··· GIVEN RECORDS

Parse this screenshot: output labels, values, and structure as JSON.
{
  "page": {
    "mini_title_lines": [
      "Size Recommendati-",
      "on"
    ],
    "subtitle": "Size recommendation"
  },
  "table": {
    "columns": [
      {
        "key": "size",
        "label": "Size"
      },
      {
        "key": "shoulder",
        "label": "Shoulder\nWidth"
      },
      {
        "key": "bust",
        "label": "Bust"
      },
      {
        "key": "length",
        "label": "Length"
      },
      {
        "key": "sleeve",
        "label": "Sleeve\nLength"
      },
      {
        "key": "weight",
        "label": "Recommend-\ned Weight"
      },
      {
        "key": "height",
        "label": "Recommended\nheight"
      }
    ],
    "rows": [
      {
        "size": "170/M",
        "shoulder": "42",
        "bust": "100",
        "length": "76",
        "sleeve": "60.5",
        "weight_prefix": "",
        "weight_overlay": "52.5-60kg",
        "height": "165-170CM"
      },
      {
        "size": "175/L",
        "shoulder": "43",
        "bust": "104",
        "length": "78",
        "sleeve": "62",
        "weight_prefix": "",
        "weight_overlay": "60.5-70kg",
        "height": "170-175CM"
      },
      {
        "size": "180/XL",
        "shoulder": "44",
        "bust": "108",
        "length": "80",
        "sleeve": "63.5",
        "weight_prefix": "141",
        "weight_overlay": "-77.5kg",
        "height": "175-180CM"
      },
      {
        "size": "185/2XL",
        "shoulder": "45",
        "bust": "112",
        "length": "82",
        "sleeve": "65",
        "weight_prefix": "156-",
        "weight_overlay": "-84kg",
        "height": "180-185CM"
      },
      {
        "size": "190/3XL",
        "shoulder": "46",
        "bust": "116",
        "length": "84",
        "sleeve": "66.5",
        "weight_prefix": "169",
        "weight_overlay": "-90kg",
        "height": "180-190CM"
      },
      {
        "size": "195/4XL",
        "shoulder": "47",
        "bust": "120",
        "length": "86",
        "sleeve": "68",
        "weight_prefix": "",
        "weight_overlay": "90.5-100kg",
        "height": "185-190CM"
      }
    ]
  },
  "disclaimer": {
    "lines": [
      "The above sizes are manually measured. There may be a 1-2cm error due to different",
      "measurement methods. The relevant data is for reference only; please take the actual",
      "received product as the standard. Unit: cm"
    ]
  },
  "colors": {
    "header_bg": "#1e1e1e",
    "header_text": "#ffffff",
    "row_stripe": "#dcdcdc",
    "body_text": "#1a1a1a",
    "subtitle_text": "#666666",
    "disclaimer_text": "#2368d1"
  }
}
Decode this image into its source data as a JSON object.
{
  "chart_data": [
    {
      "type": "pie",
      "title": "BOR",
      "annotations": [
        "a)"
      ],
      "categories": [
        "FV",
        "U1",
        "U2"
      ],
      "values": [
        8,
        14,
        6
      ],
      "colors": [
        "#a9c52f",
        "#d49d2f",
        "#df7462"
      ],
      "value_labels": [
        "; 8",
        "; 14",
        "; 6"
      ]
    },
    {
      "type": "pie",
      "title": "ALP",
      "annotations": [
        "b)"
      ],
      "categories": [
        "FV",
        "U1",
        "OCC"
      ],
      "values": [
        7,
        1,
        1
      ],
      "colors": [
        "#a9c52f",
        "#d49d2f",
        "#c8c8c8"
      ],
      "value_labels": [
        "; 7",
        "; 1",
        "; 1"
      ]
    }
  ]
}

······

• WHAT YOU HAVE TO DO: Each record above should be restated word for word.

• EXERCISE RESPONSE:
Parse this screenshot: output labels, values, and structure as JSON.
{
  "page": {
    "mini_title_lines": [
      "Size Recommendati-",
      "on"
    ],
    "subtitle": "Size recommendation"
  },
  "table": {
    "columns": [
      {
        "key": "size",
        "label": "Size"
      },
      {
        "key": "shoulder",
        "label": "Shoulder\nWidth"
      },
      {
        "key": "bust",
        "label": "Bust"
      },
      {
        "key": "length",
        "label": "Length"
      },
      {
        "key": "sleeve",
        "label": "Sleeve\nLength"
      },
      {
        "key": "weight",
        "label": "Recommend-\ned Weight"
      },
      {
        "key": "height",
        "label": "Recommended\nheight"
      }
    ],
    "rows": [
      {
        "size": "170/M",
        "shoulder": "42",
        "bust": "100",
        "length": "76",
        "sleeve": "60.5",
        "weight_prefix": "",
        "weight_overlay": "52.5-60kg",
        "height": "165-170CM"
      },
      {
        "size": "175/L",
        "shoulder": "43",
        "bust": "104",
        "length": "78",
        "sleeve": "62",
        "weight_prefix": "",
        "weight_overlay": "60.5-70kg",
        "height": "170-175CM"
      },
      {
        "size": "180/XL",
        "shoulder": "44",
        "bust": "108",
        "length": "80",
        "sleeve": "63.5",
        "weight_prefix": "141",
        "weight_overlay": "-77.5kg",
        "height": "175-180CM"
      },
      {
        "size": "185/2XL",
        "shoulder": "45",
        "bust": "112",
        "length": "82",
        "sleeve": "65",
        "weight_prefix": "156-",
        "weight_overlay": "-84kg",
        "height": "180-185CM"
      },
      {
        "size": "190/3XL",
        "shoulder": "46",
        "bust": "116",
        "length": "84",
        "sleeve": "66.5",
        "weight_prefix": "169",
        "weight_overlay": "-90kg",
        "height": "180-190CM"
      },
      {
        "size": "195/4XL",
        "shoulder": "47",
        "bust": "120",
        "length": "86",
        "sleeve": "68",
        "weight_prefix": "",
        "weight_overlay": "90.5-100kg",
        "height": "185-190CM"
      }
    ]
  },
  "disclaimer": {
    "lines": [
      "The above sizes are manually measured. There may be a 1-2cm error due to different",
      "measurement methods. The relevant data is for reference only; please take the actual",
      "received product as the standard. Unit: cm"
    ]
  },
  "colors": {
    "header_bg": "#1e1e1e",
    "header_text": "#ffffff",
    "row_stripe": "#dcdcdc",
    "body_text": "#1a1a1a",
    "subtitle_text": "#666666",
    "disclaimer_text": "#2368d1"
  }
}
Decode this image into its source data as a JSON object.
{
  "chart_data": [
    {
      "type": "pie",
      "title": "BOR",
      "annotations": [
        "a)"
      ],
      "categories": [
        "FV",
        "U1",
        "U2"
      ],
      "values": [
        8,
        14,
        6
      ],
      "colors": [
        "#a9c52f",
        "#d49d2f",
        "#df7462"
      ],
      "value_labels": [
        "; 8",
        "; 14",
        "; 6"
      ]
    },
    {
      "type": "pie",
      "title": "ALP",
      "annotations": [
        "b)"
      ],
      "categories": [
        "FV",
        "U1",
        "OCC"
      ],
      "values": [
        7,
        1,
        1
      ],
      "colors": [
        "#a9c52f",
        "#d49d2f",
        "#c8c8c8"
      ],
      "value_labels": [
        "; 7",
        "; 1",
        "; 1"
      ]
    }
  ]
}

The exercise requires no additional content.